| Your instructions |
Reading the records below, find how many lines include the word "schen" and give that number alone.

| Study material |
BEGIN

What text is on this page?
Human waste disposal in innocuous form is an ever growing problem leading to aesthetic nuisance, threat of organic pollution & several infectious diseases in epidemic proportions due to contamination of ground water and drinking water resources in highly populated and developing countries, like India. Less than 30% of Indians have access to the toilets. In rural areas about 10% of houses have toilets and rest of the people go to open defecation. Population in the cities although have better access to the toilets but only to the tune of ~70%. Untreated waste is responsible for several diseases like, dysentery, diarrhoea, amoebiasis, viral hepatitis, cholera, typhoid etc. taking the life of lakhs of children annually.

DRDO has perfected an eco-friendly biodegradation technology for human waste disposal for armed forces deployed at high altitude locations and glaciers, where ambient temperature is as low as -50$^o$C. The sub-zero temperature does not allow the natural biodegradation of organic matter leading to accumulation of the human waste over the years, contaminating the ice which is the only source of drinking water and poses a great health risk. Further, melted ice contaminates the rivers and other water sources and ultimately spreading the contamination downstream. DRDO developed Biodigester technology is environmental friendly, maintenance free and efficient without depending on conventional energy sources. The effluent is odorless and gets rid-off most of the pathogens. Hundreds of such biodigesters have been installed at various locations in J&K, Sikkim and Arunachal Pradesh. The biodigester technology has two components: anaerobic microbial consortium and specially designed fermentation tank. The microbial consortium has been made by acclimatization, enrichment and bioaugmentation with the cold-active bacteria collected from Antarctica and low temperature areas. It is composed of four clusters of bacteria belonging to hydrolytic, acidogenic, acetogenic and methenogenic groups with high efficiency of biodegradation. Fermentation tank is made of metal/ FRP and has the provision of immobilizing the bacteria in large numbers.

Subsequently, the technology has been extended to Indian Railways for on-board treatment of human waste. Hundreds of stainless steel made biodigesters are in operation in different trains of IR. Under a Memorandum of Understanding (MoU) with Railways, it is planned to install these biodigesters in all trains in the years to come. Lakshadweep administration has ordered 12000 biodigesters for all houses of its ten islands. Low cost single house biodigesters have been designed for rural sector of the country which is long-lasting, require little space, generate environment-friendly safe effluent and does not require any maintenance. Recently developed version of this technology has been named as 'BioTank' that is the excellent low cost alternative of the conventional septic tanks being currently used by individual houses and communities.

END
BEGIN

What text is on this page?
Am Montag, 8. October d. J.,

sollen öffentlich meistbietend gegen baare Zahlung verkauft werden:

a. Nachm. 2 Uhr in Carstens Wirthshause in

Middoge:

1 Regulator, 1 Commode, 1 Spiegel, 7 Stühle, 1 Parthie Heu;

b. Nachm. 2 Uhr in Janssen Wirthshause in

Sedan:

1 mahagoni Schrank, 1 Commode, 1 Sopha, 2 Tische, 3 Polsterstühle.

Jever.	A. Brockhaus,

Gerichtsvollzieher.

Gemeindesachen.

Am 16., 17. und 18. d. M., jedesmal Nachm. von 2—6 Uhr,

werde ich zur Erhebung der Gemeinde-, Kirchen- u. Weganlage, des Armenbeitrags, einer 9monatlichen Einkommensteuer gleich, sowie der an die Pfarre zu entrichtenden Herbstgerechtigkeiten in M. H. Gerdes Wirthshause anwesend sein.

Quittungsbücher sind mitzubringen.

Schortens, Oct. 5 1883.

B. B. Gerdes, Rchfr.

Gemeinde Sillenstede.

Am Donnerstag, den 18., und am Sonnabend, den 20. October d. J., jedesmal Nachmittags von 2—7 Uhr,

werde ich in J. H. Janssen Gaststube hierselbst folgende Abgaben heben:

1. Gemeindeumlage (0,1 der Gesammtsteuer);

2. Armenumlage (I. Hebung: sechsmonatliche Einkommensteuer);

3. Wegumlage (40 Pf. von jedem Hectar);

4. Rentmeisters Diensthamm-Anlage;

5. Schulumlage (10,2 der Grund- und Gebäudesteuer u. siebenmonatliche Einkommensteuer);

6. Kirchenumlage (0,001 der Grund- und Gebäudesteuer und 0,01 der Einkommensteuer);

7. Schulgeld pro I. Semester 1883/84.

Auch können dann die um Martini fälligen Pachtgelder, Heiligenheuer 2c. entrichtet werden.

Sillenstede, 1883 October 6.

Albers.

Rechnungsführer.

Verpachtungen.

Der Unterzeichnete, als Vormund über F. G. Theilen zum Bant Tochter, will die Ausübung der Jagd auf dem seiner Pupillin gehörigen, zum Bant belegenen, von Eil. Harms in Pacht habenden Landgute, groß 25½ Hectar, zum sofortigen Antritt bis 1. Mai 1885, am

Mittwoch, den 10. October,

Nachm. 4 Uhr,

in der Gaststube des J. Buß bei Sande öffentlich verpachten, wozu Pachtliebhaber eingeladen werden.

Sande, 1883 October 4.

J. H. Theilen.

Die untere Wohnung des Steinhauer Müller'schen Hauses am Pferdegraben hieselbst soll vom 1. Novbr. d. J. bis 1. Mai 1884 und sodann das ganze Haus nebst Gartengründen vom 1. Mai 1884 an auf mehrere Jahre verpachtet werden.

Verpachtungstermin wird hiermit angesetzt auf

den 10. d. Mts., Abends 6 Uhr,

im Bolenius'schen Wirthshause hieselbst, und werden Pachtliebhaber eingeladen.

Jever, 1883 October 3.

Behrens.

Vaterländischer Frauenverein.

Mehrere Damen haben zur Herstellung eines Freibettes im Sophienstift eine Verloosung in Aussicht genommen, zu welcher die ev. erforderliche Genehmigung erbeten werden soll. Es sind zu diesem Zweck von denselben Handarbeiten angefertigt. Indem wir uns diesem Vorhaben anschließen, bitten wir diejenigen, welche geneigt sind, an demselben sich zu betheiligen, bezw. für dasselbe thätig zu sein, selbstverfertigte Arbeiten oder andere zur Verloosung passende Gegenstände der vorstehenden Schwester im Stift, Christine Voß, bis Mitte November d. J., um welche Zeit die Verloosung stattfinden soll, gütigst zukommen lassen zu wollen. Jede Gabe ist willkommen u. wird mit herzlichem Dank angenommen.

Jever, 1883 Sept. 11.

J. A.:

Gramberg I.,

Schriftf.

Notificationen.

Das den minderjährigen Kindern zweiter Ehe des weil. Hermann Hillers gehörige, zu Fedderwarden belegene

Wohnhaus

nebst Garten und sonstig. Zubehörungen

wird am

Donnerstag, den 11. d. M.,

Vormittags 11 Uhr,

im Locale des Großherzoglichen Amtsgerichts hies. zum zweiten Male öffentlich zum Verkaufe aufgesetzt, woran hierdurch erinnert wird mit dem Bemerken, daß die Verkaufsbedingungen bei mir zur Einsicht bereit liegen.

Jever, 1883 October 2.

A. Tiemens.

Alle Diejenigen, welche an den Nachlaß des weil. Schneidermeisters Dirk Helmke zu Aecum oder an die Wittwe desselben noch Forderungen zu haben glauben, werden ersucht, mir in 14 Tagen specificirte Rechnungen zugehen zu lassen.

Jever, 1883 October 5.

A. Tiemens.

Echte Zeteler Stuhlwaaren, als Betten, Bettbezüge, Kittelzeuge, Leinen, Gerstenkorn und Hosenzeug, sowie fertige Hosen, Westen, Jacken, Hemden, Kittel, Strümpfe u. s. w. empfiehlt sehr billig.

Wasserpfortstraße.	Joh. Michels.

END

| Task response |
2